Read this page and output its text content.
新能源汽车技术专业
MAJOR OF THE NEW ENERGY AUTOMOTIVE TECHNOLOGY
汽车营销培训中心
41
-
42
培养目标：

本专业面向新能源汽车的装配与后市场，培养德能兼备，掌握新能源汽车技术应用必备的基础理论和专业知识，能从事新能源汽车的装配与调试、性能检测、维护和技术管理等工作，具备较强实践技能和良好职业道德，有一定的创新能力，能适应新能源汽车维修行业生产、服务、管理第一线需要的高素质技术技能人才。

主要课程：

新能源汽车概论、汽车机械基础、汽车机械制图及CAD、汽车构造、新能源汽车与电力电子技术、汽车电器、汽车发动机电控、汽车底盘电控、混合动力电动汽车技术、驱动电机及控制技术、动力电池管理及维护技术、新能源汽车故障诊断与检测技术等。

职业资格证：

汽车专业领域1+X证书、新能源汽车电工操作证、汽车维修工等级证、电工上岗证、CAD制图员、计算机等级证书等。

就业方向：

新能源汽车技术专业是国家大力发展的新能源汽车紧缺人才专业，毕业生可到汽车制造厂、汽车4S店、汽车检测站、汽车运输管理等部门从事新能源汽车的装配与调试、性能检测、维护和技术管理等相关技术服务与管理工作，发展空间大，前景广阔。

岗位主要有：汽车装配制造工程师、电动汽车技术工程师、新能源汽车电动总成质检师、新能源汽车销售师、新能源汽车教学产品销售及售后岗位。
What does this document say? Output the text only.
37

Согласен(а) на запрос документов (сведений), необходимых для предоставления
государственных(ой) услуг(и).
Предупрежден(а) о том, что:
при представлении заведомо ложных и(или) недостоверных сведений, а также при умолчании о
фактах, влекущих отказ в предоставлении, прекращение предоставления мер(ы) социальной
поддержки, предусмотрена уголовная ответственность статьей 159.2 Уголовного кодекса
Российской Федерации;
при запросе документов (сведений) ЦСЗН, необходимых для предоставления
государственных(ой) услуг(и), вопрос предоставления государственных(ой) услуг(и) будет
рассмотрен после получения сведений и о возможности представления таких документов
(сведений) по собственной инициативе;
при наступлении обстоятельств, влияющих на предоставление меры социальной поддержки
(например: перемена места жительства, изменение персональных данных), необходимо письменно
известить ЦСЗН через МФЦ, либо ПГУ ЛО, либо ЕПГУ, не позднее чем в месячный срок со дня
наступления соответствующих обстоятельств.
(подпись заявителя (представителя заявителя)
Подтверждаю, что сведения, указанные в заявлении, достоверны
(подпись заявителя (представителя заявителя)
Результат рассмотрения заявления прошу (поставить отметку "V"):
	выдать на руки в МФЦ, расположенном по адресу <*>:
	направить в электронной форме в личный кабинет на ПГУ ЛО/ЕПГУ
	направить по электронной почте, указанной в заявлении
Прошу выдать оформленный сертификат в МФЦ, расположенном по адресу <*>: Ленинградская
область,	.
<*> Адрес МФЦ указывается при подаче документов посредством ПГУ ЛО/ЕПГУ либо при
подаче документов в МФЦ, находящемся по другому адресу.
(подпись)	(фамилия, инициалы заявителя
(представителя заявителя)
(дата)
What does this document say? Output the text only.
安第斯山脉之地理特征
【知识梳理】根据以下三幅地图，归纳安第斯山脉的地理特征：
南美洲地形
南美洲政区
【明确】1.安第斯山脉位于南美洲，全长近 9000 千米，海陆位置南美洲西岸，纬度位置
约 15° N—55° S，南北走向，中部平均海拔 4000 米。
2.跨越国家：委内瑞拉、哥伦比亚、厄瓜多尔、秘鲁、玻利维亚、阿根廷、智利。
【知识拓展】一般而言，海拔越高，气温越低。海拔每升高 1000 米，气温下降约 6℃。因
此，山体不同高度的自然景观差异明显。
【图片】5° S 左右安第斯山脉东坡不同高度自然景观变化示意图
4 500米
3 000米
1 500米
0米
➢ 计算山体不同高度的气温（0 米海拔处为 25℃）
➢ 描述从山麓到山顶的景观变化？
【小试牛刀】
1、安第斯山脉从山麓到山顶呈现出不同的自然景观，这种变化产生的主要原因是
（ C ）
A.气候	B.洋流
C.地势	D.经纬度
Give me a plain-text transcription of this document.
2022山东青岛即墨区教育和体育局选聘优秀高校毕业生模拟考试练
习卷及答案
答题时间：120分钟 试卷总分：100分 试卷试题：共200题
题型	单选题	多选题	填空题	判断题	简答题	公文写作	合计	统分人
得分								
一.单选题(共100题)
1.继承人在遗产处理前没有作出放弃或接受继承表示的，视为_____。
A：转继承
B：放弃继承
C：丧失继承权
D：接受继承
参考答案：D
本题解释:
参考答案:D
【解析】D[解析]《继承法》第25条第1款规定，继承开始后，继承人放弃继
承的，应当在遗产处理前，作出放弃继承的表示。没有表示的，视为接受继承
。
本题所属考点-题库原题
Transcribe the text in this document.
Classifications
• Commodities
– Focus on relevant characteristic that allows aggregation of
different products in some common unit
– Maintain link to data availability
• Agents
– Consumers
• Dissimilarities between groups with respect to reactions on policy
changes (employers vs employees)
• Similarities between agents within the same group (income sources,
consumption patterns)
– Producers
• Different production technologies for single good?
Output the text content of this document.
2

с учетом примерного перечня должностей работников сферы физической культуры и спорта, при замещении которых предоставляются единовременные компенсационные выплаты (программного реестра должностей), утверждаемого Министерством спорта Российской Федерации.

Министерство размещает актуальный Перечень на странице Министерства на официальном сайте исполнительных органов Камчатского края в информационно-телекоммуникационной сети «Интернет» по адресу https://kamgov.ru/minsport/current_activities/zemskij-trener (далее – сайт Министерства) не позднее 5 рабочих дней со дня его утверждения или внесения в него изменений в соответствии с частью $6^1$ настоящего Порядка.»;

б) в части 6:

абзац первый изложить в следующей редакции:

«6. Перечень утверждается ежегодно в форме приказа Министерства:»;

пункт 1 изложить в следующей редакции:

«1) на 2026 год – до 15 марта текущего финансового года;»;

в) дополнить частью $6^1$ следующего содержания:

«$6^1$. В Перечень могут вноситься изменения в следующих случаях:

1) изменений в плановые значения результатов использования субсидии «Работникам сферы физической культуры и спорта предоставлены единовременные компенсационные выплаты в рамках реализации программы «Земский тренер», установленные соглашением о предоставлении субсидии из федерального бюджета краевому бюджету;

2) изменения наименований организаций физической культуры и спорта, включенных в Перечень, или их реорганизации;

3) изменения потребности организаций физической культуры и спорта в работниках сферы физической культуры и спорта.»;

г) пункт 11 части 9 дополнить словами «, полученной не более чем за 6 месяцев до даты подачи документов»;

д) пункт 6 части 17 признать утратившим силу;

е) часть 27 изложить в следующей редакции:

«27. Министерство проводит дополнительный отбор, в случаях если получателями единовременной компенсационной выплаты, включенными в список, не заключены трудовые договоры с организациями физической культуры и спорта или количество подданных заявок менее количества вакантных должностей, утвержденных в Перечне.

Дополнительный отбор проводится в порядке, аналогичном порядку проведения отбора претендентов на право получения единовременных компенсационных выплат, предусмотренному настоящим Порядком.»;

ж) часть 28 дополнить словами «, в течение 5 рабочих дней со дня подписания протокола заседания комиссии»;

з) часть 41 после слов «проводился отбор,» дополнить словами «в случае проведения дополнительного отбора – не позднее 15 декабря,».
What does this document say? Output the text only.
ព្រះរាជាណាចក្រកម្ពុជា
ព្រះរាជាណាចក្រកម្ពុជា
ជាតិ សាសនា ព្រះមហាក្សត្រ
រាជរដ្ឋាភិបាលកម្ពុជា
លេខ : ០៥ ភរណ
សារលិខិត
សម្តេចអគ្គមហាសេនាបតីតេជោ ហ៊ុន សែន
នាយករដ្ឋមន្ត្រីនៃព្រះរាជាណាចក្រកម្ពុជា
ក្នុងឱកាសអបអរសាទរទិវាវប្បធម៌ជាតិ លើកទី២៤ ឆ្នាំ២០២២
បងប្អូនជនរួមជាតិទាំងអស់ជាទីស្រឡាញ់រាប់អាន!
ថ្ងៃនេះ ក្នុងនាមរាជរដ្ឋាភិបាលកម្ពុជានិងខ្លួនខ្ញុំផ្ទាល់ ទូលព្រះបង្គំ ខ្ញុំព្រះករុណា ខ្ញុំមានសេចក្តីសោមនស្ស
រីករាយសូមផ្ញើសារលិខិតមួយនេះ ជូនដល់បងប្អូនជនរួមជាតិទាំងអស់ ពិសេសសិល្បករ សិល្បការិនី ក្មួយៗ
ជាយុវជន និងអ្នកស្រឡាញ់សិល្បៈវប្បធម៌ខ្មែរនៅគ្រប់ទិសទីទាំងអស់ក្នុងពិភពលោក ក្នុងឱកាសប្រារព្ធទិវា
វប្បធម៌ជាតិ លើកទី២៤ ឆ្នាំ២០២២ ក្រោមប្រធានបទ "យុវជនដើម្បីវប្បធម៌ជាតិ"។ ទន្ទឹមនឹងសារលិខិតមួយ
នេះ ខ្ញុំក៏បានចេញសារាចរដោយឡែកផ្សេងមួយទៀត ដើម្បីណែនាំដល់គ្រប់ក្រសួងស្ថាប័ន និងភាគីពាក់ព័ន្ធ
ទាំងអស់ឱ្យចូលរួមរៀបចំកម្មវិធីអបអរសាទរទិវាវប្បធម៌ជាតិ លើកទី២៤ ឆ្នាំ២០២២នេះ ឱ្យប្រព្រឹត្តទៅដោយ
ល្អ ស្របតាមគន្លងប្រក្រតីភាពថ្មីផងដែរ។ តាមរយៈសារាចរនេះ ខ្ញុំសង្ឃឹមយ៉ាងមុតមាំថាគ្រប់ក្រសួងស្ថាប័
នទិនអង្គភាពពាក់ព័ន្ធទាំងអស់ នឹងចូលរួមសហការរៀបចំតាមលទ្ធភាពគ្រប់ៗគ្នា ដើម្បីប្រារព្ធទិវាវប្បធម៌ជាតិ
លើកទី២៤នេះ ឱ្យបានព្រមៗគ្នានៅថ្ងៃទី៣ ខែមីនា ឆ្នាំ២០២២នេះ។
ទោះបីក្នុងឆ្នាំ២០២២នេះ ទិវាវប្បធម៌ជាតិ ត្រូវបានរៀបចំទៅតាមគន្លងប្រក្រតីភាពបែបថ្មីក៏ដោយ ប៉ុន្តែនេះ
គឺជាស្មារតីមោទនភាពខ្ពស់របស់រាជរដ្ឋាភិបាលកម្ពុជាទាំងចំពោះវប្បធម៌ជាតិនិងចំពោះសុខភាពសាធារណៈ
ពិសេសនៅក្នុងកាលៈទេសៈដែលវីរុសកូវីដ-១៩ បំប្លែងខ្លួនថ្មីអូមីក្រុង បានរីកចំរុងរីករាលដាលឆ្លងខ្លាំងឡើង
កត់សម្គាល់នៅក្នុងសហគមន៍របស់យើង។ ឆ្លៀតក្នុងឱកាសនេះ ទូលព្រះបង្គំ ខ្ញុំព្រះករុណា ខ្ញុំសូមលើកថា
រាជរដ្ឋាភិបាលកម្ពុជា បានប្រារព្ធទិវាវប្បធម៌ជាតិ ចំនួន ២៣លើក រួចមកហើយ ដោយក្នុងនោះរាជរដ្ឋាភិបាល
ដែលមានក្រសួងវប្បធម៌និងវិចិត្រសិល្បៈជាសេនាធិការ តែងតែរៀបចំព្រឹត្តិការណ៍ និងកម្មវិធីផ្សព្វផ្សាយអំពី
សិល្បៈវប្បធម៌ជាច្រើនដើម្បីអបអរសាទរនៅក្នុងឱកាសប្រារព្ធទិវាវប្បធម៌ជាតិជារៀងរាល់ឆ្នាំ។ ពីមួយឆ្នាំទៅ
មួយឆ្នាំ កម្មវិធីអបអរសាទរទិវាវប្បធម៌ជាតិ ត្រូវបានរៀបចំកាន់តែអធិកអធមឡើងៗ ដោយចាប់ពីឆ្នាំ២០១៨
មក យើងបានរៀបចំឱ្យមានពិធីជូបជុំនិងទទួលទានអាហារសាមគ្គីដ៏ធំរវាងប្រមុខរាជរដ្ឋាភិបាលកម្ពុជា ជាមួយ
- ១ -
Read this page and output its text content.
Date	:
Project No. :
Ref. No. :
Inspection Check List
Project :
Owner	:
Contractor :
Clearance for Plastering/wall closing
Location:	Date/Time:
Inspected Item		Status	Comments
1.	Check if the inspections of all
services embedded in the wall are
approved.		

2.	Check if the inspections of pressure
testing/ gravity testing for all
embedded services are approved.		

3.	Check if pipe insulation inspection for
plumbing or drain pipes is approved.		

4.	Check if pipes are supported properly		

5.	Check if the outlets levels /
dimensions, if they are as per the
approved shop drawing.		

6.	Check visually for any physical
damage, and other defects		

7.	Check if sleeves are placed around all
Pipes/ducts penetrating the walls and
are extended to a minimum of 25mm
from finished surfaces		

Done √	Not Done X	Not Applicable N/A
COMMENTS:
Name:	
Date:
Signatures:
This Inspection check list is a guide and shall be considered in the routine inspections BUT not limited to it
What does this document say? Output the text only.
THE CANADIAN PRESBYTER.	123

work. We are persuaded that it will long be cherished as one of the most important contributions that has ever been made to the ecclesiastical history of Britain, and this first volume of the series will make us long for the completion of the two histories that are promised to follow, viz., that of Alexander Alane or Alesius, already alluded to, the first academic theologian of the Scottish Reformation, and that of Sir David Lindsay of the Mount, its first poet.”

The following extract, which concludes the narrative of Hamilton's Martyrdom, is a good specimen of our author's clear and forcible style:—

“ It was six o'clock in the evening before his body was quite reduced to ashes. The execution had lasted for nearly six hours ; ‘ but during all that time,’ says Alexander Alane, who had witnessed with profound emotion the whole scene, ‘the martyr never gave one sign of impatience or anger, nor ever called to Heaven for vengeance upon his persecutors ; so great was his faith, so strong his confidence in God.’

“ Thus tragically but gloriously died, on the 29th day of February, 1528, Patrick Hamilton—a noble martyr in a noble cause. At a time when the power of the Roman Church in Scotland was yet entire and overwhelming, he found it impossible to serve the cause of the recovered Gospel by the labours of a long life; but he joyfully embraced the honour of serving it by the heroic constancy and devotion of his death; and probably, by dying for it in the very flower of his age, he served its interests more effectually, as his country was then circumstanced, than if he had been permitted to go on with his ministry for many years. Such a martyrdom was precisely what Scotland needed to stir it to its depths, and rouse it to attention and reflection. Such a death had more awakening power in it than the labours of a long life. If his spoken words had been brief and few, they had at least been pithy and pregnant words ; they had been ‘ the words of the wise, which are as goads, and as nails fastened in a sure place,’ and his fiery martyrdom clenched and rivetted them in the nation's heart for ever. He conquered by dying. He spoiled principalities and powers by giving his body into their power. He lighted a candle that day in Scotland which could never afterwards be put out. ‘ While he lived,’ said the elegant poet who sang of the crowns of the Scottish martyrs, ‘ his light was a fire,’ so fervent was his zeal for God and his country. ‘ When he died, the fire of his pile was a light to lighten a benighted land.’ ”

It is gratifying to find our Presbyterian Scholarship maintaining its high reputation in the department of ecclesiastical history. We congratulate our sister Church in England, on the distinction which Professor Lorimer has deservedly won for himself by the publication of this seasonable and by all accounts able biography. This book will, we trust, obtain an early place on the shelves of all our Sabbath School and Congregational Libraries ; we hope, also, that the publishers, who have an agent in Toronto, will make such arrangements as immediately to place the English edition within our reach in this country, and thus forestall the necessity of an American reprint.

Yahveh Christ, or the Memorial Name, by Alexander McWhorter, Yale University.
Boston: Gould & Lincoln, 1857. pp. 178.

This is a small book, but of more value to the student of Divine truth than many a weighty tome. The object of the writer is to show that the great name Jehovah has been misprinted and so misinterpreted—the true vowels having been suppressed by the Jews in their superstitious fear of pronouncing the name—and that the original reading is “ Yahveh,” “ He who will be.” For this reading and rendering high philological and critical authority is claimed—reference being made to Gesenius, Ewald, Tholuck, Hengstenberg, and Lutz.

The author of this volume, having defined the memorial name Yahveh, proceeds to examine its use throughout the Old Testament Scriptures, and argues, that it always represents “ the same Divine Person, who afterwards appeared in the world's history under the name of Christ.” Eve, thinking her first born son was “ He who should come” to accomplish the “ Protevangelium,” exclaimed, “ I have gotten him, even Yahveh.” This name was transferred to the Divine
########
In the records above, find the lines containing "they" and copy them.

Exercise output
dimensions, if they are as per the
“ Thus tragically but gloriously died, on the 29th day of February, 1528, Patrick Hamilton—a noble martyr in a noble cause. At a time when the power of the Roman Church in Scotland was yet entire and overwhelming, he found it impossible to serve the cause of the recovered Gospel by the labours of a long life; but he joyfully embraced the honour of serving it by the heroic constancy and devotion of his death; and probably, by dying for it in the very flower of his age, he served its interests more effectually, as his country was then circumstanced, than if he had been permitted to go on with his ministry for many years. Such a martyrdom was precisely what Scotland needed to stir it to its depths, and rouse it to attention and reflection. Such a death had more awakening power in it than the labours of a long life. If his spoken words had been brief and few, they had at least been pithy and pregnant words ; they had been ‘ the words of the wise, which are as goads, and as nails fastened in a sure place,’ and his fiery martyrdom clenched and rivetted them in the nation's heart for ever. He conquered by dying. He spoiled principalities and powers by giving his body into their power. He lighted a candle that day in Scotland which could never afterwards be put out. ‘ While he lived,’ said the elegant poet who sang of the crowns of the Scottish martyrs, ‘ his light was a fire,’ so fervent was his zeal for God and his country. ‘ When he died, the fire of his pile was a light to lighten a benighted land.’ ”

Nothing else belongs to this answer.